◆ Task to complete ◆
Everything from the line that contains "Read all visible" through the final line of the records below should be quoted exactly, except the pictures.

◆ Given records ◆
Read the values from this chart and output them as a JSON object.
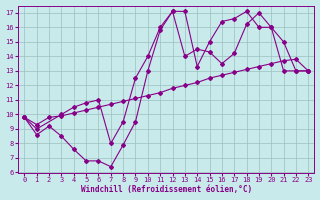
{
  "xlabel": "Windchill (Refroidissement éolien,°C)",
  "bg_color": "#c8eaea",
  "line_color": "#880088",
  "grid_color": "#9bbfbf",
  "xlim": [
    -0.5,
    23.5
  ],
  "ylim": [
    6,
    17.5
  ],
  "xticks": [
    0,
    1,
    2,
    3,
    4,
    5,
    6,
    7,
    8,
    9,
    10,
    11,
    12,
    13,
    14,
    15,
    16,
    17,
    18,
    19,
    20,
    21,
    22,
    23
  ],
  "yticks": [
    6,
    7,
    8,
    9,
    10,
    11,
    12,
    13,
    14,
    15,
    16,
    17
  ],
  "series1_x": [
    0,
    1,
    2,
    3,
    4,
    5,
    6,
    7,
    8,
    9,
    10,
    11,
    12,
    13,
    14,
    15,
    16,
    17,
    18,
    19,
    20,
    21,
    22,
    23
  ],
  "series1_y": [
    9.8,
    8.6,
    9.2,
    8.5,
    7.6,
    6.8,
    6.8,
    6.4,
    7.9,
    9.5,
    13.0,
    15.8,
    17.1,
    14.0,
    14.5,
    14.3,
    13.5,
    14.2,
    16.2,
    17.0,
    16.0,
    15.0,
    13.0,
    13.0
  ],
  "series2_x": [
    0,
    1,
    2,
    3,
    4,
    5,
    6,
    7,
    8,
    9,
    10,
    11,
    12,
    13,
    14,
    15,
    16,
    17,
    18,
    19,
    20,
    21,
    22,
    23
  ],
  "series2_y": [
    9.8,
    9.3,
    9.8,
    9.9,
    10.1,
    10.3,
    10.5,
    10.7,
    10.9,
    11.1,
    11.3,
    11.5,
    11.8,
    12.0,
    12.2,
    12.5,
    12.7,
    12.9,
    13.1,
    13.3,
    13.5,
    13.7,
    13.8,
    13.0
  ],
  "series3_x": [
    0,
    1,
    3,
    4,
    5,
    6,
    7,
    8,
    9,
    10,
    11,
    12,
    13,
    14,
    15,
    16,
    17,
    18,
    19,
    20,
    21,
    22,
    23
  ],
  "series3_y": [
    9.8,
    9.0,
    10.0,
    10.5,
    10.8,
    11.0,
    8.0,
    9.5,
    12.5,
    14.0,
    16.0,
    17.1,
    17.1,
    13.3,
    15.0,
    16.4,
    16.6,
    17.1,
    16.0,
    16.0,
    13.0,
    13.0,
    13.0
  ]
}
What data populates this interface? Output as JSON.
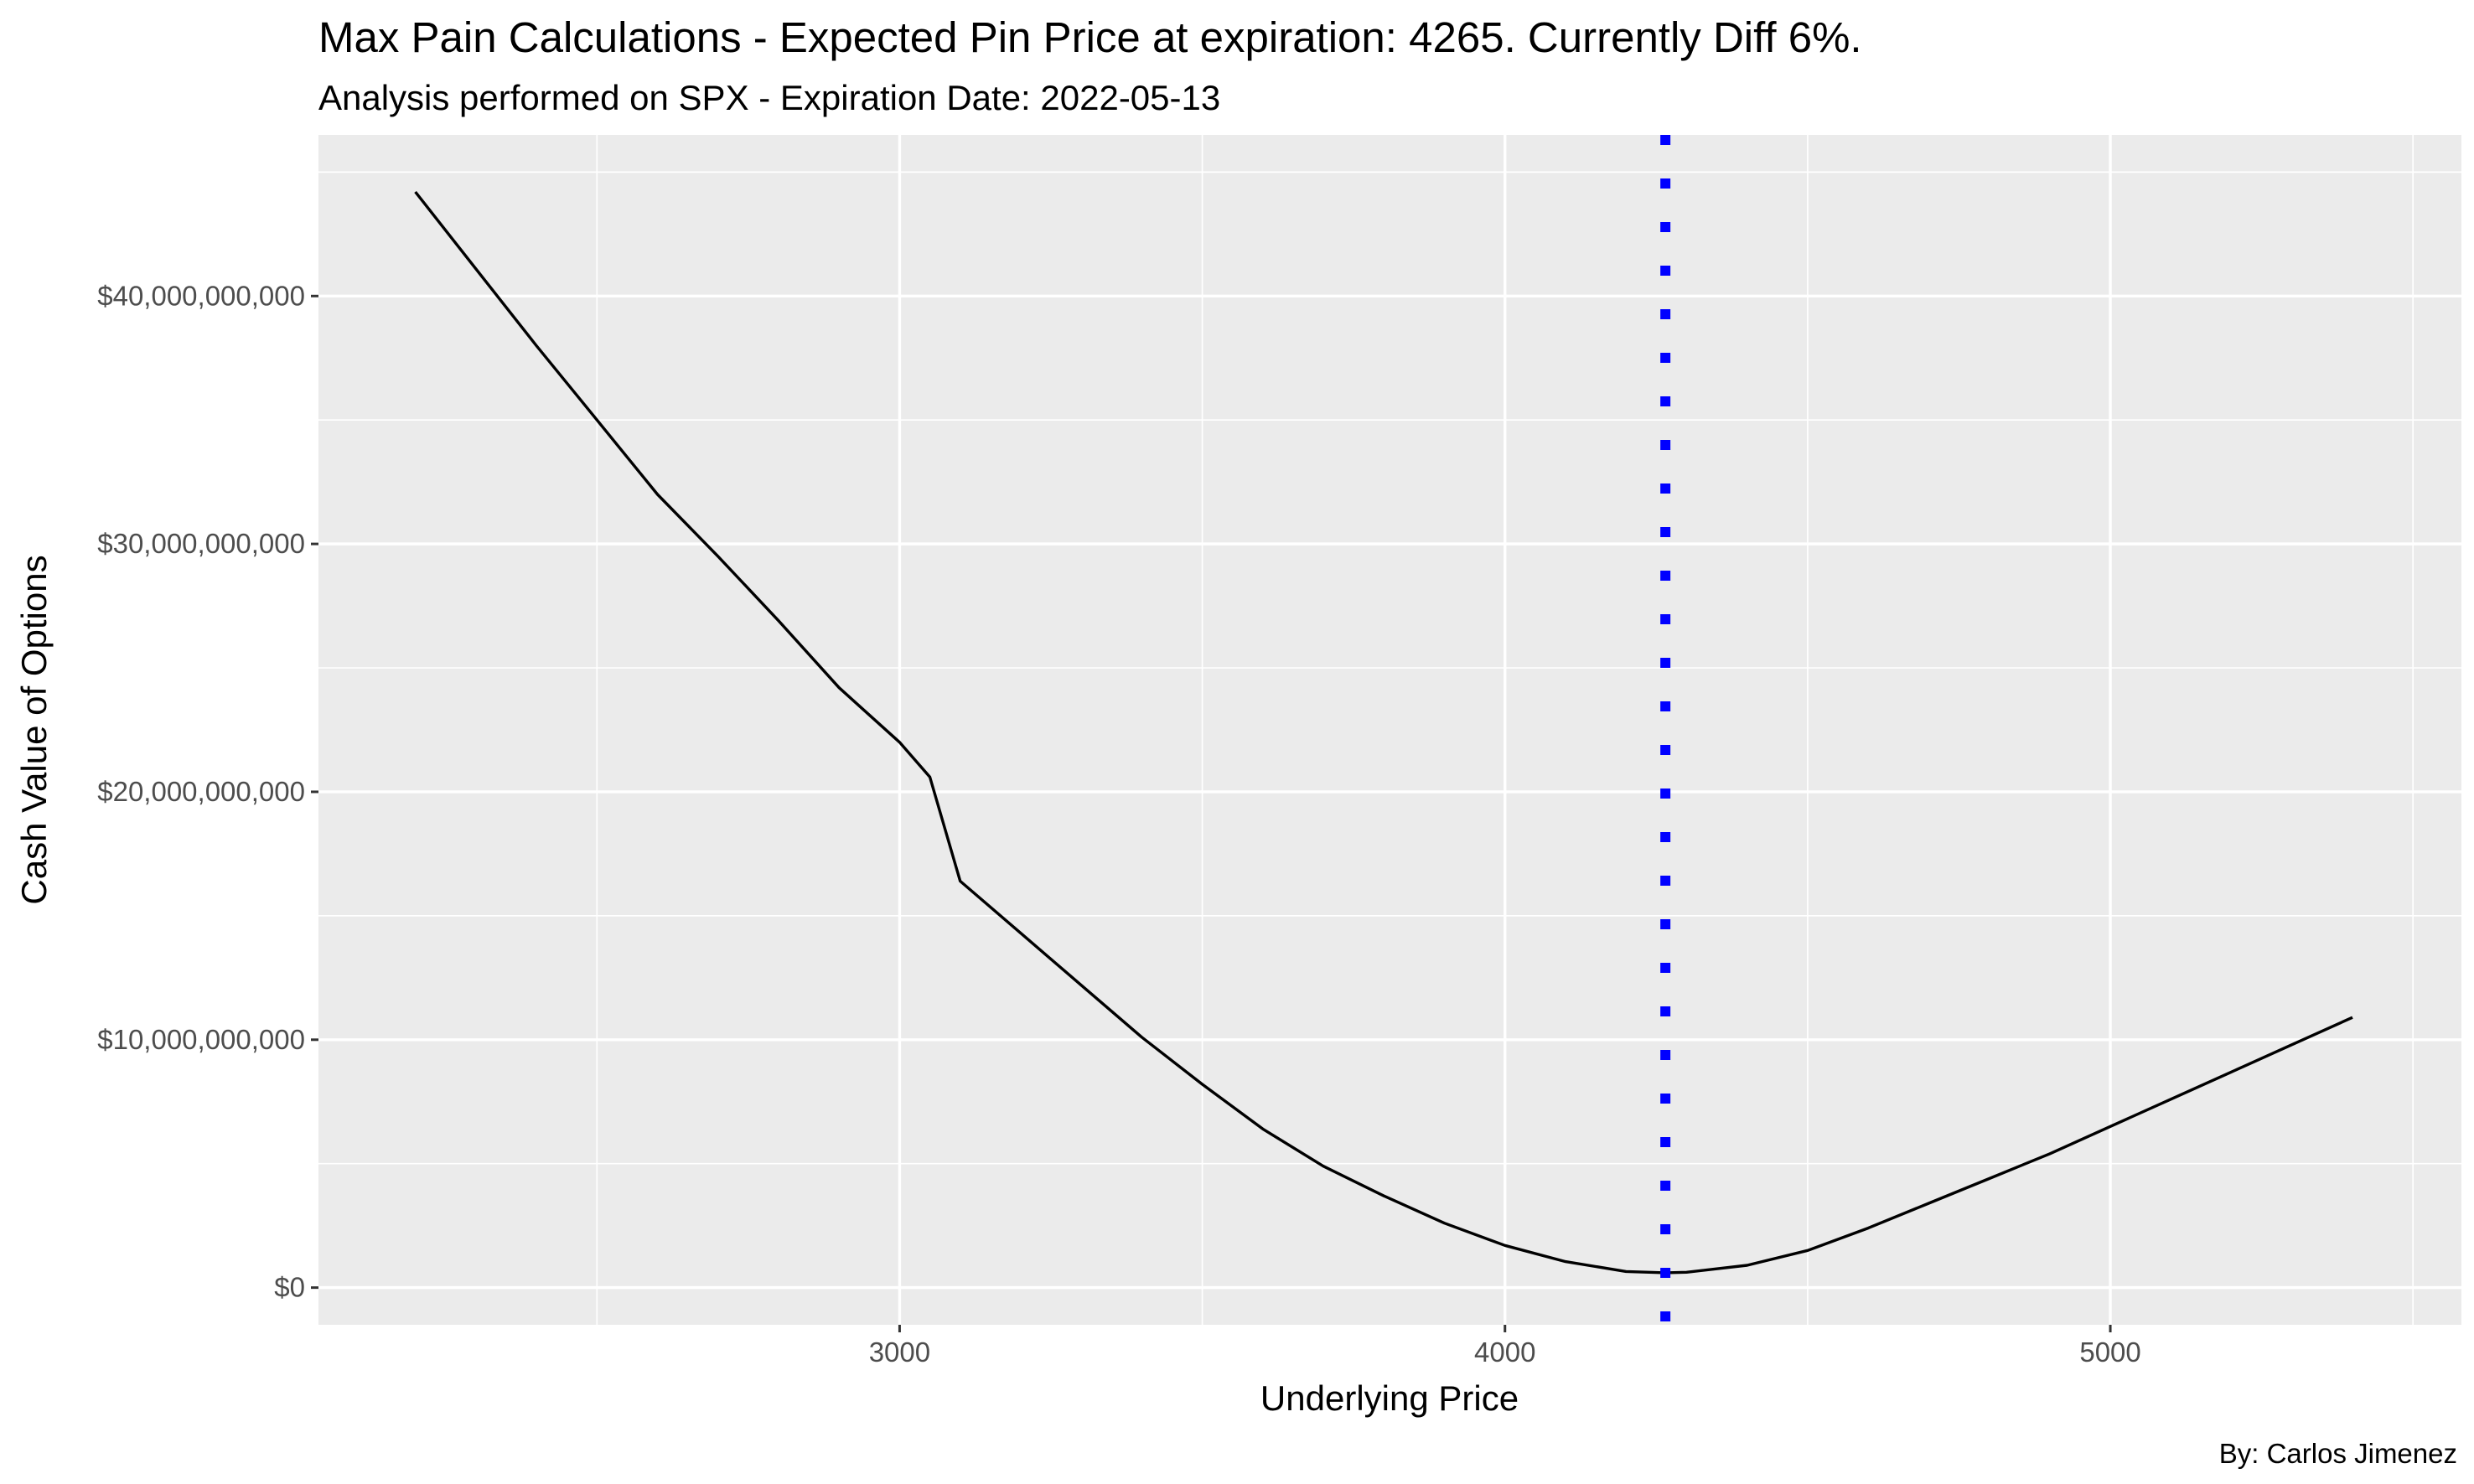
{
  "chart_data": {
    "type": "line",
    "title": "Max Pain Calculations - Expected Pin Price at expiration: 4265. Currently Diff 6%.",
    "subtitle": "Analysis performed on SPX - Expiration Date: 2022-05-13",
    "xlabel": "Underlying Price",
    "ylabel": "Cash Value of Options",
    "caption": "By: Carlos Jimenez",
    "xlim": [
      2040,
      5580
    ],
    "ylim": [
      -1500000000,
      46500000000
    ],
    "x_ticks": [
      3000,
      4000,
      5000
    ],
    "x_tick_labels": [
      "3000",
      "4000",
      "5000"
    ],
    "x_minor_ticks": [
      2500,
      3500,
      4500,
      5500
    ],
    "y_ticks": [
      0,
      10000000000,
      20000000000,
      30000000000,
      40000000000
    ],
    "y_tick_labels": [
      "$0",
      "$10,000,000,000",
      "$20,000,000,000",
      "$30,000,000,000",
      "$40,000,000,000"
    ],
    "y_minor_ticks": [
      5000000000,
      15000000000,
      25000000000,
      35000000000,
      45000000000
    ],
    "grid": true,
    "legend": "none",
    "series": [
      {
        "color": "#000000",
        "x": [
          2200,
          2300,
          2400,
          2500,
          2600,
          2700,
          2800,
          2900,
          3000,
          3050,
          3100,
          3200,
          3300,
          3400,
          3500,
          3600,
          3700,
          3800,
          3900,
          4000,
          4100,
          4200,
          4265,
          4300,
          4400,
          4500,
          4600,
          4700,
          4800,
          4900,
          5000,
          5100,
          5200,
          5300,
          5400
        ],
        "y": [
          44200000000,
          41100000000,
          38000000000,
          35000000000,
          32000000000,
          29500000000,
          26900000000,
          24200000000,
          22000000000,
          20600000000,
          16400000000,
          14300000000,
          12200000000,
          10100000000,
          8200000000,
          6400000000,
          4900000000,
          3700000000,
          2600000000,
          1700000000,
          1050000000,
          650000000,
          600000000,
          620000000,
          900000000,
          1500000000,
          2400000000,
          3400000000,
          4400000000,
          5400000000,
          6500000000,
          7600000000,
          8700000000,
          9800000000,
          10900000000
        ]
      }
    ],
    "vline": {
      "x": 4265,
      "color": "#0000ff",
      "style": "dotted"
    },
    "panel_background": "#ebebeb"
  }
}
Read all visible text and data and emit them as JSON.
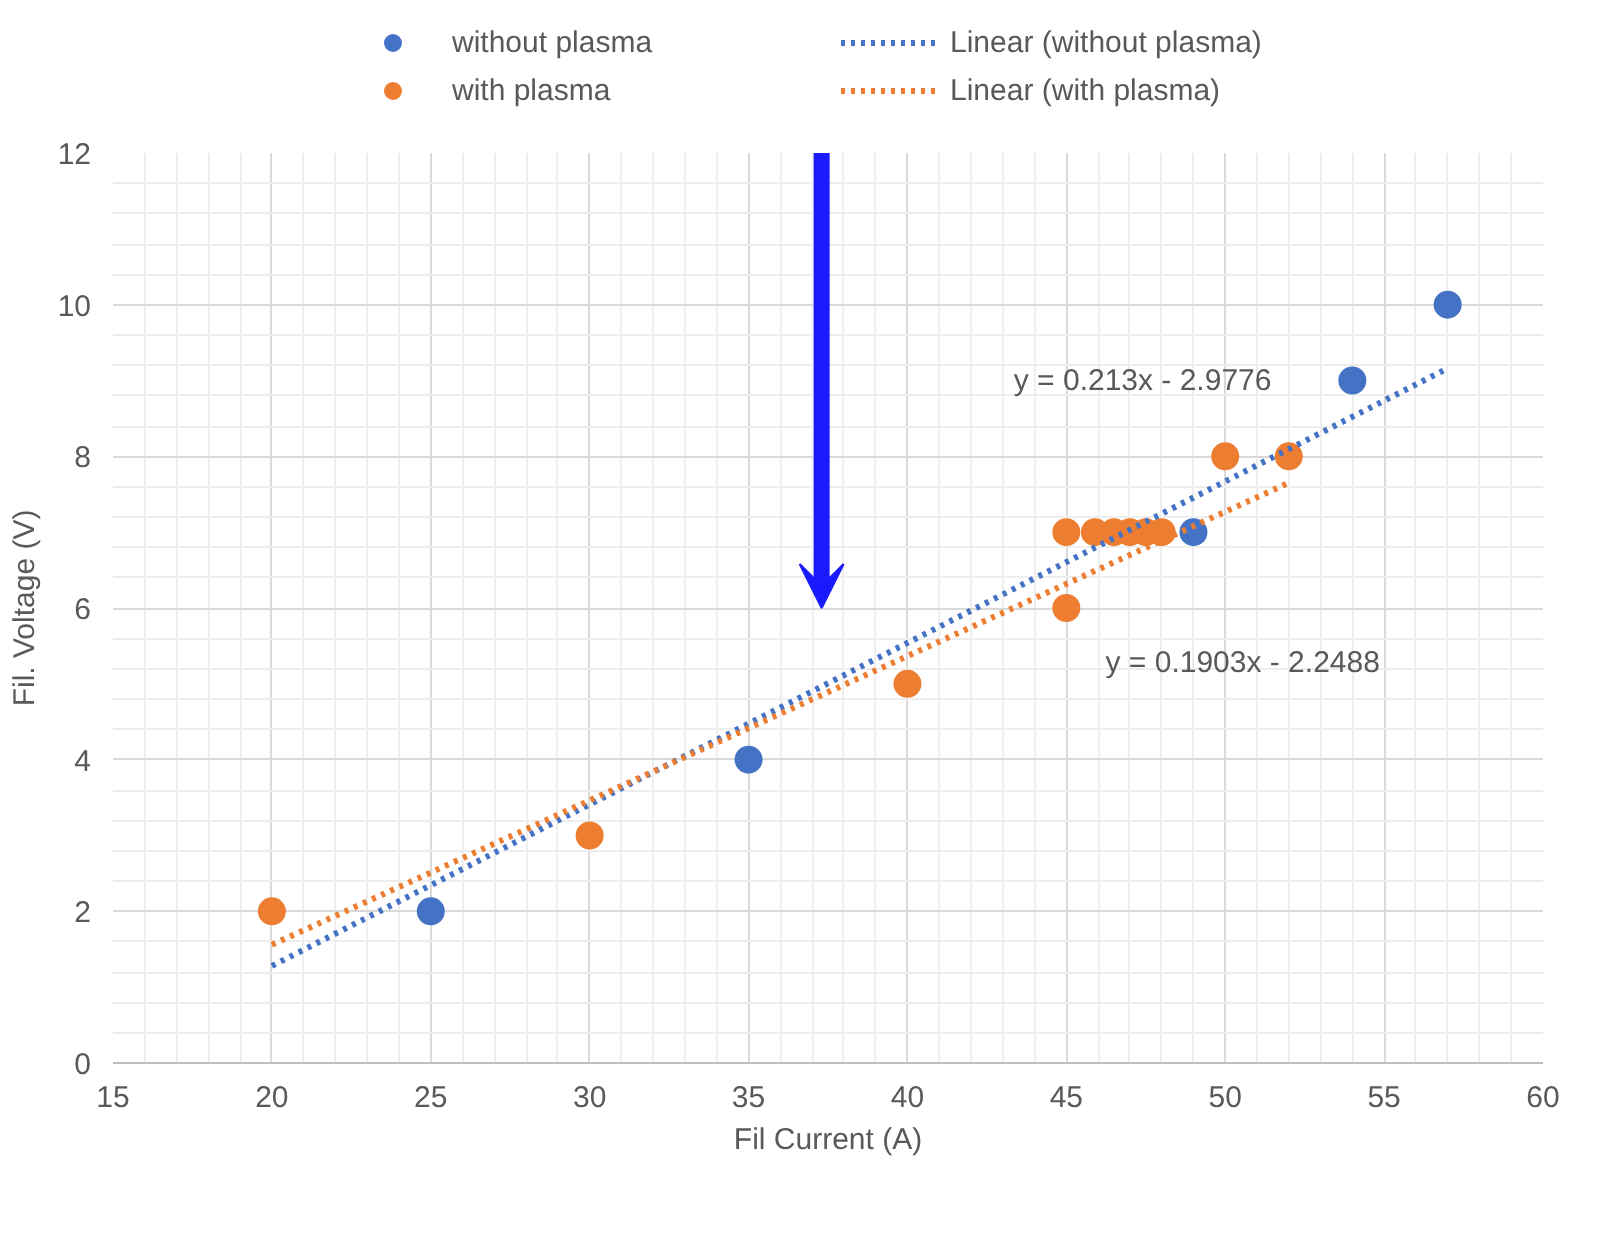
{
  "chart_data": {
    "type": "scatter",
    "xlabel": "Fil Current (A)",
    "ylabel": "Fil. Voltage (V)",
    "xlim": [
      15,
      60
    ],
    "xticks": [
      15,
      20,
      25,
      30,
      35,
      40,
      45,
      50,
      55,
      60
    ],
    "ylim": [
      0,
      12
    ],
    "yticks": [
      0,
      2,
      4,
      6,
      8,
      10,
      12
    ],
    "grid": true,
    "legend": "top",
    "series": [
      {
        "name": "without plasma",
        "color": "#4472c4",
        "x": [
          25,
          35,
          49,
          54,
          57
        ],
        "values": [
          2,
          4,
          7,
          9,
          10
        ]
      },
      {
        "name": "with plasma",
        "color": "#ed7d31",
        "x": [
          20,
          30,
          40,
          45,
          45,
          45.9,
          46.5,
          47.0,
          47.5,
          48.0,
          50,
          52
        ],
        "values": [
          2,
          3,
          5,
          6,
          7,
          7,
          7,
          7,
          7,
          7,
          8,
          8
        ]
      },
      {
        "name": "Linear (without plasma)",
        "type": "line",
        "line_style": "dotted",
        "color": "#4472c4",
        "x": [
          20,
          57
        ],
        "values": [
          1.28,
          9.16
        ]
      },
      {
        "name": "Linear (with plasma)",
        "type": "line",
        "line_style": "dotted",
        "color": "#ed7d31",
        "x": [
          20,
          52
        ],
        "values": [
          1.56,
          7.65
        ]
      }
    ],
    "annotations": [
      "y = 0.213x - 2.9776",
      "y = 0.1903x - 2.2488"
    ]
  }
}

◆ Solution to this problem ◆
Read all visible text and data and emit them as JSON.
{
  "chart_data": {
    "type": "scatter",
    "xlabel": "Fil Current (A)",
    "ylabel": "Fil. Voltage (V)",
    "xlim": [
      15,
      60
    ],
    "xticks": [
      15,
      20,
      25,
      30,
      35,
      40,
      45,
      50,
      55,
      60
    ],
    "ylim": [
      0,
      12
    ],
    "yticks": [
      0,
      2,
      4,
      6,
      8,
      10,
      12
    ],
    "grid": true,
    "legend": "top",
    "series": [
      {
        "name": "without plasma",
        "color": "#4472c4",
        "x": [
          25,
          35,
          49,
          54,
          57
        ],
        "values": [
          2,
          4,
          7,
          9,
          10
        ]
      },
      {
        "name": "with plasma",
        "color": "#ed7d31",
        "x": [
          20,
          30,
          40,
          45,
          45,
          45.9,
          46.5,
          47.0,
          47.5,
          48.0,
          50,
          52
        ],
        "values": [
          2,
          3,
          5,
          6,
          7,
          7,
          7,
          7,
          7,
          7,
          8,
          8
        ]
      },
      {
        "name": "Linear (without plasma)",
        "type": "line",
        "line_style": "dotted",
        "color": "#4472c4",
        "x": [
          20,
          57
        ],
        "values": [
          1.28,
          9.16
        ]
      },
      {
        "name": "Linear (with plasma)",
        "type": "line",
        "line_style": "dotted",
        "color": "#ed7d31",
        "x": [
          20,
          52
        ],
        "values": [
          1.56,
          7.65
        ]
      }
    ],
    "annotations": [
      "y = 0.213x - 2.9776",
      "y = 0.1903x - 2.2488"
    ]
  }
}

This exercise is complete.